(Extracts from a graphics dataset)
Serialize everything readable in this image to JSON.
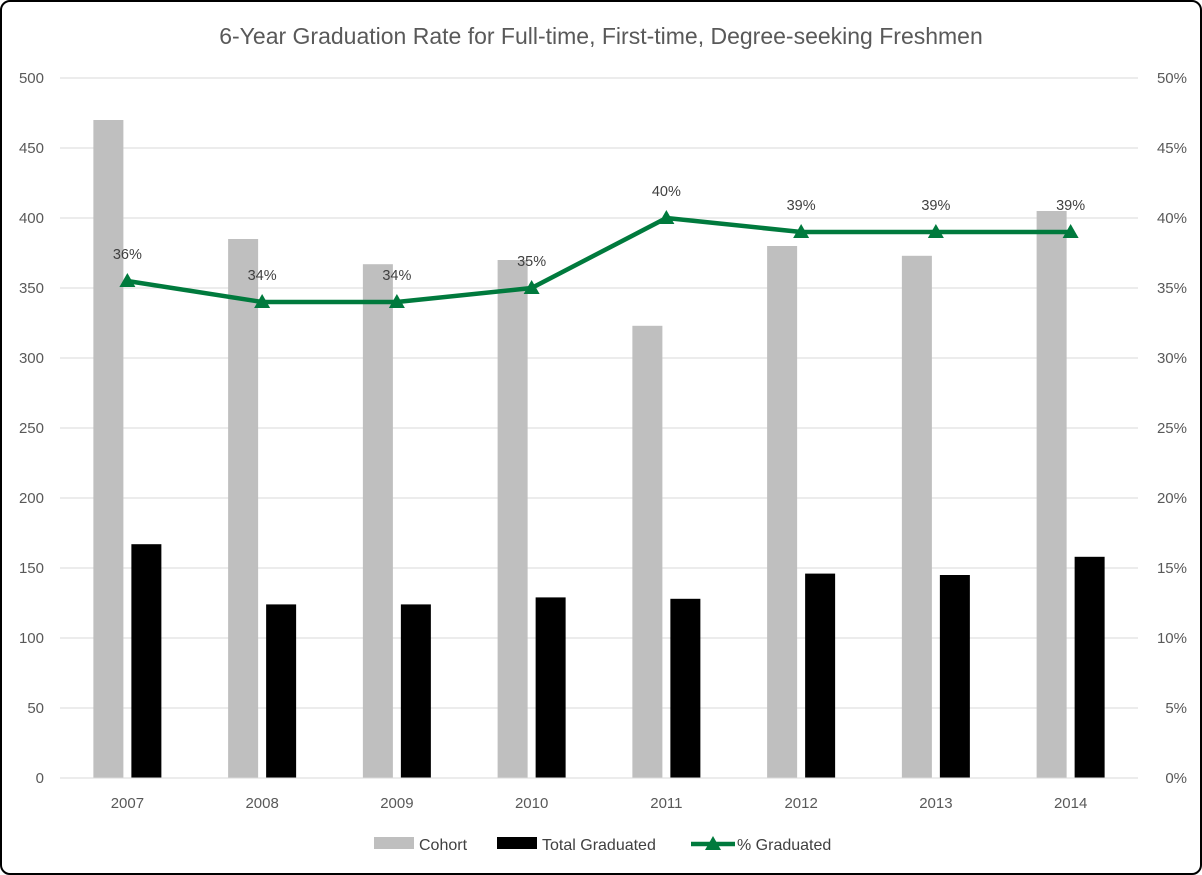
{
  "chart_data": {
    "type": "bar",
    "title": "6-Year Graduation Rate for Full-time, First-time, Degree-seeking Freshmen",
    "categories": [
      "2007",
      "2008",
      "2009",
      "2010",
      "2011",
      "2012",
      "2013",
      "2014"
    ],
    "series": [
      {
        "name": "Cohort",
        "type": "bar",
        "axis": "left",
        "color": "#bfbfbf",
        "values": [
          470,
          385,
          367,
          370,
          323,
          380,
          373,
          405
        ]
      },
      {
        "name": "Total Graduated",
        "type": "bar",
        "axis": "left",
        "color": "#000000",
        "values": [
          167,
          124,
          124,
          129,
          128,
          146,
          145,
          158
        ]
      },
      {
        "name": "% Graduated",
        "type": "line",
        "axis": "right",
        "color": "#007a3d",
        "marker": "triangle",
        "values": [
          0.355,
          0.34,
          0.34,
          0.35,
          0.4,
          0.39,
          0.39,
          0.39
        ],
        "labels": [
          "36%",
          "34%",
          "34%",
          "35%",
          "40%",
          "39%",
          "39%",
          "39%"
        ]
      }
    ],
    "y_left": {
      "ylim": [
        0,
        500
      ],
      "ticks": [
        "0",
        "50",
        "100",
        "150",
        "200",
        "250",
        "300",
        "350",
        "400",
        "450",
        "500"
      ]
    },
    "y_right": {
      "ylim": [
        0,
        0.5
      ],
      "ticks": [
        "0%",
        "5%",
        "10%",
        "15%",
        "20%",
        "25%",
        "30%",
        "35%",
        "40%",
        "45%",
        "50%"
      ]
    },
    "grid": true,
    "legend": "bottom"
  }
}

▸ EXERCISE
Strip out the pictures and quote the remaining data word for word.

▸ REPLY TO THE EXERCISE
Serialize everything readable in this image to JSON.
{
  "chart_data": {
    "type": "bar",
    "title": "6-Year Graduation Rate for Full-time, First-time, Degree-seeking Freshmen",
    "categories": [
      "2007",
      "2008",
      "2009",
      "2010",
      "2011",
      "2012",
      "2013",
      "2014"
    ],
    "series": [
      {
        "name": "Cohort",
        "type": "bar",
        "axis": "left",
        "color": "#bfbfbf",
        "values": [
          470,
          385,
          367,
          370,
          323,
          380,
          373,
          405
        ]
      },
      {
        "name": "Total Graduated",
        "type": "bar",
        "axis": "left",
        "color": "#000000",
        "values": [
          167,
          124,
          124,
          129,
          128,
          146,
          145,
          158
        ]
      },
      {
        "name": "% Graduated",
        "type": "line",
        "axis": "right",
        "color": "#007a3d",
        "marker": "triangle",
        "values": [
          0.355,
          0.34,
          0.34,
          0.35,
          0.4,
          0.39,
          0.39,
          0.39
        ],
        "labels": [
          "36%",
          "34%",
          "34%",
          "35%",
          "40%",
          "39%",
          "39%",
          "39%"
        ]
      }
    ],
    "y_left": {
      "ylim": [
        0,
        500
      ],
      "ticks": [
        "0",
        "50",
        "100",
        "150",
        "200",
        "250",
        "300",
        "350",
        "400",
        "450",
        "500"
      ]
    },
    "y_right": {
      "ylim": [
        0,
        0.5
      ],
      "ticks": [
        "0%",
        "5%",
        "10%",
        "15%",
        "20%",
        "25%",
        "30%",
        "35%",
        "40%",
        "45%",
        "50%"
      ]
    },
    "grid": true,
    "legend": "bottom"
  }
}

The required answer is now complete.